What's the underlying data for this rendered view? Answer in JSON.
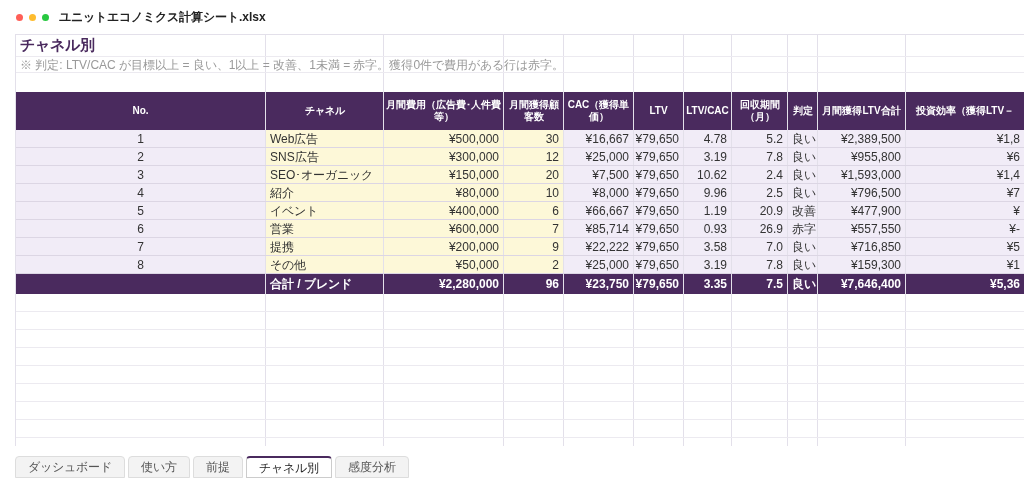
{
  "window": {
    "title": "ユニットエコノミクス計算シート.xlsx"
  },
  "sheet": {
    "title": "チャネル別",
    "note": "※ 判定: LTV/CAC が目標以上 = 良い、1以上 = 改善、1未満 = 赤字。獲得0件で費用がある行は赤字。"
  },
  "table": {
    "columns": [
      "No.",
      "チャネル",
      "月間費用（広告費･人件費等）",
      "月間獲得顧客数",
      "CAC（獲得単価）",
      "LTV",
      "LTV/CAC",
      "回収期間（月）",
      "判定",
      "月間獲得LTV合計",
      "投資効率（獲得LTV－"
    ],
    "rows": [
      [
        "1",
        "Web広告",
        "¥500,000",
        "30",
        "¥16,667",
        "¥79,650",
        "4.78",
        "5.2",
        "良い",
        "¥2,389,500",
        "¥1,8"
      ],
      [
        "2",
        "SNS広告",
        "¥300,000",
        "12",
        "¥25,000",
        "¥79,650",
        "3.19",
        "7.8",
        "良い",
        "¥955,800",
        "¥6"
      ],
      [
        "3",
        "SEO･オーガニック",
        "¥150,000",
        "20",
        "¥7,500",
        "¥79,650",
        "10.62",
        "2.4",
        "良い",
        "¥1,593,000",
        "¥1,4"
      ],
      [
        "4",
        "紹介",
        "¥80,000",
        "10",
        "¥8,000",
        "¥79,650",
        "9.96",
        "2.5",
        "良い",
        "¥796,500",
        "¥7"
      ],
      [
        "5",
        "イベント",
        "¥400,000",
        "6",
        "¥66,667",
        "¥79,650",
        "1.19",
        "20.9",
        "改善",
        "¥477,900",
        "¥"
      ],
      [
        "6",
        "営業",
        "¥600,000",
        "7",
        "¥85,714",
        "¥79,650",
        "0.93",
        "26.9",
        "赤字",
        "¥557,550",
        "¥-"
      ],
      [
        "7",
        "提携",
        "¥200,000",
        "9",
        "¥22,222",
        "¥79,650",
        "3.58",
        "7.0",
        "良い",
        "¥716,850",
        "¥5"
      ],
      [
        "8",
        "その他",
        "¥50,000",
        "2",
        "¥25,000",
        "¥79,650",
        "3.19",
        "7.8",
        "良い",
        "¥159,300",
        "¥1"
      ]
    ],
    "total": [
      "合計 / ブレンド",
      "¥2,280,000",
      "96",
      "¥23,750",
      "¥79,650",
      "3.35",
      "7.5",
      "良い",
      "¥7,646,400",
      "¥5,36"
    ]
  },
  "tabs": [
    {
      "label": "ダッシュボード",
      "selected": false
    },
    {
      "label": "使い方",
      "selected": false
    },
    {
      "label": "前提",
      "selected": false
    },
    {
      "label": "チャネル別",
      "selected": true
    },
    {
      "label": "感度分析",
      "selected": false
    }
  ]
}
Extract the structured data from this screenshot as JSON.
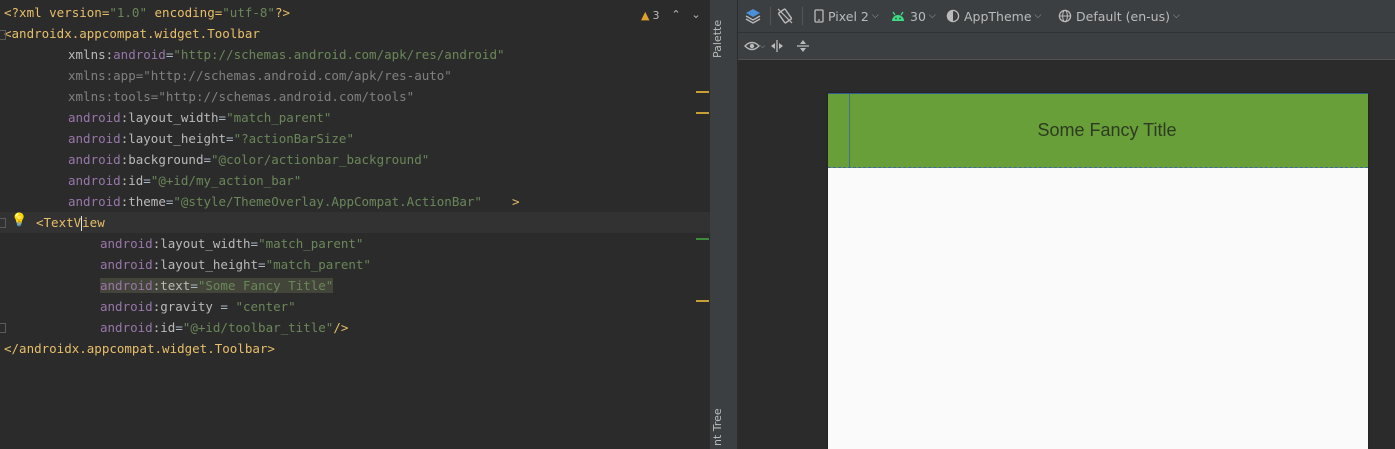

=======

• Aim
All of the records above must be copied exactly, except for the pictures.

• Answer to this exercise
What's the underlying data for this rendered view? Answer in JSON.
{
  "window": {
    "title": "ユニットエコノミクス計算シート.xlsx"
  },
  "sheet": {
    "title": "チャネル別",
    "note": "※ 判定: LTV/CAC が目標以上 = 良い、1以上 = 改善、1未満 = 赤字。獲得0件で費用がある行は赤字。"
  },
  "table": {
    "columns": [
      "No.",
      "チャネル",
      "月間費用（広告費･人件費等）",
      "月間獲得顧客数",
      "CAC（獲得単価）",
      "LTV",
      "LTV/CAC",
      "回収期間（月）",
      "判定",
      "月間獲得LTV合計",
      "投資効率（獲得LTV－"
    ],
    "rows": [
      [
        "1",
        "Web広告",
        "¥500,000",
        "30",
        "¥16,667",
        "¥79,650",
        "4.78",
        "5.2",
        "良い",
        "¥2,389,500",
        "¥1,8"
      ],
      [
        "2",
        "SNS広告",
        "¥300,000",
        "12",
        "¥25,000",
        "¥79,650",
        "3.19",
        "7.8",
        "良い",
        "¥955,800",
        "¥6"
      ],
      [
        "3",
        "SEO･オーガニック",
        "¥150,000",
        "20",
        "¥7,500",
        "¥79,650",
        "10.62",
        "2.4",
        "良い",
        "¥1,593,000",
        "¥1,4"
      ],
      [
        "4",
        "紹介",
        "¥80,000",
        "10",
        "¥8,000",
        "¥79,650",
        "9.96",
        "2.5",
        "良い",
        "¥796,500",
        "¥7"
      ],
      [
        "5",
        "イベント",
        "¥400,000",
        "6",
        "¥66,667",
        "¥79,650",
        "1.19",
        "20.9",
        "改善",
        "¥477,900",
        "¥"
      ],
      [
        "6",
        "営業",
        "¥600,000",
        "7",
        "¥85,714",
        "¥79,650",
        "0.93",
        "26.9",
        "赤字",
        "¥557,550",
        "¥-"
      ],
      [
        "7",
        "提携",
        "¥200,000",
        "9",
        "¥22,222",
        "¥79,650",
        "3.58",
        "7.0",
        "良い",
        "¥716,850",
        "¥5"
      ],
      [
        "8",
        "その他",
        "¥50,000",
        "2",
        "¥25,000",
        "¥79,650",
        "3.19",
        "7.8",
        "良い",
        "¥159,300",
        "¥1"
      ]
    ],
    "total": [
      "合計 / ブレンド",
      "¥2,280,000",
      "96",
      "¥23,750",
      "¥79,650",
      "3.35",
      "7.5",
      "良い",
      "¥7,646,400",
      "¥5,36"
    ]
  },
  "tabs": [
    {
      "label": "ダッシュボード",
      "selected": false
    },
    {
      "label": "使い方",
      "selected": false
    },
    {
      "label": "前提",
      "selected": false
    },
    {
      "label": "チャネル別",
      "selected": true
    },
    {
      "label": "感度分析",
      "selected": false
    }
  ]
}
Extract the structured data from this screenshot as JSON.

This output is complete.